>> BEGIN Provided records

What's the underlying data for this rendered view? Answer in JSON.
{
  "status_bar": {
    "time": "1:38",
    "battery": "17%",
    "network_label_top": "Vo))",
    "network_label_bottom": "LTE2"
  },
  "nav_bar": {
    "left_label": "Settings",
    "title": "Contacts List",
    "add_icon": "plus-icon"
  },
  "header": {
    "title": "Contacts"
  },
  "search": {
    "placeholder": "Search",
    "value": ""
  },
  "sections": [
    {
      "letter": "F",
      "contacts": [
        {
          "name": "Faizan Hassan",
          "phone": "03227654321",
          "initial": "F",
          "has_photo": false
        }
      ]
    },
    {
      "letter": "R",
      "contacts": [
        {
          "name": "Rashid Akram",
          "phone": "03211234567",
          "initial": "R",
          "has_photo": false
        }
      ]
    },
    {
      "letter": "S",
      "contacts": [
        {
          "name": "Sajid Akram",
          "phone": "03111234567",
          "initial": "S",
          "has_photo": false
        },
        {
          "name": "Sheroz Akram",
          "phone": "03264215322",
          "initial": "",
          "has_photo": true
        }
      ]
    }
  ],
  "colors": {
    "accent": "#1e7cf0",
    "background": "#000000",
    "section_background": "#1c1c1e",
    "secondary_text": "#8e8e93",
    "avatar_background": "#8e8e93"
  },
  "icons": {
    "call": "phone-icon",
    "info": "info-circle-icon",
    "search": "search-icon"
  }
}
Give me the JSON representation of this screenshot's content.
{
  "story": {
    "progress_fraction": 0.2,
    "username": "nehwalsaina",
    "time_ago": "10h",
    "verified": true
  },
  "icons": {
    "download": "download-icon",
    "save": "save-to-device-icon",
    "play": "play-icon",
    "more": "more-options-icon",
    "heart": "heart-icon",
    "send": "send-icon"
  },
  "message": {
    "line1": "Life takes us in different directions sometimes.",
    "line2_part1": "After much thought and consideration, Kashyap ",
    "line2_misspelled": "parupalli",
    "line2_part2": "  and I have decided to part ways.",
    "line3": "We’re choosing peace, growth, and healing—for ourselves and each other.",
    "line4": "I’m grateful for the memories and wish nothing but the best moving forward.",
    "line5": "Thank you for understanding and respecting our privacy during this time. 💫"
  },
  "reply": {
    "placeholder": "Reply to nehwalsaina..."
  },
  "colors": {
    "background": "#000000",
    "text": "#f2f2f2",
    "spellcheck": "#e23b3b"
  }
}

>> END Provided records

_Do this_. Copy out each line exactly.

_Finished exercise_.
What's the underlying data for this rendered view? Answer in JSON.
{
  "status_bar": {
    "time": "1:38",
    "battery": "17%",
    "network_label_top": "Vo))",
    "network_label_bottom": "LTE2"
  },
  "nav_bar": {
    "left_label": "Settings",
    "title": "Contacts List",
    "add_icon": "plus-icon"
  },
  "header": {
    "title": "Contacts"
  },
  "search": {
    "placeholder": "Search",
    "value": ""
  },
  "sections": [
    {
      "letter": "F",
      "contacts": [
        {
          "name": "Faizan Hassan",
          "phone": "03227654321",
          "initial": "F",
          "has_photo": false
        }
      ]
    },
    {
      "letter": "R",
      "contacts": [
        {
          "name": "Rashid Akram",
          "phone": "03211234567",
          "initial": "R",
          "has_photo": false
        }
      ]
    },
    {
      "letter": "S",
      "contacts": [
        {
          "name": "Sajid Akram",
          "phone": "03111234567",
          "initial": "S",
          "has_photo": false
        },
        {
          "name": "Sheroz Akram",
          "phone": "03264215322",
          "initial": "",
          "has_photo": true
        }
      ]
    }
  ],
  "colors": {
    "accent": "#1e7cf0",
    "background": "#000000",
    "section_background": "#1c1c1e",
    "secondary_text": "#8e8e93",
    "avatar_background": "#8e8e93"
  },
  "icons": {
    "call": "phone-icon",
    "info": "info-circle-icon",
    "search": "search-icon"
  }
}
Give me the JSON representation of this screenshot's content.
{
  "story": {
    "progress_fraction": 0.2,
    "username": "nehwalsaina",
    "time_ago": "10h",
    "verified": true
  },
  "icons": {
    "download": "download-icon",
    "save": "save-to-device-icon",
    "play": "play-icon",
    "more": "more-options-icon",
    "heart": "heart-icon",
    "send": "send-icon"
  },
  "message": {
    "line1": "Life takes us in different directions sometimes.",
    "line2_part1": "After much thought and consideration, Kashyap ",
    "line2_misspelled": "parupalli",
    "line2_part2": "  and I have decided to part ways.",
    "line3": "We’re choosing peace, growth, and healing—for ourselves and each other.",
    "line4": "I’m grateful for the memories and wish nothing but the best moving forward.",
    "line5": "Thank you for understanding and respecting our privacy during this time. 💫"
  },
  "reply": {
    "placeholder": "Reply to nehwalsaina..."
  },
  "colors": {
    "background": "#000000",
    "text": "#f2f2f2",
    "spellcheck": "#e23b3b"
  }
}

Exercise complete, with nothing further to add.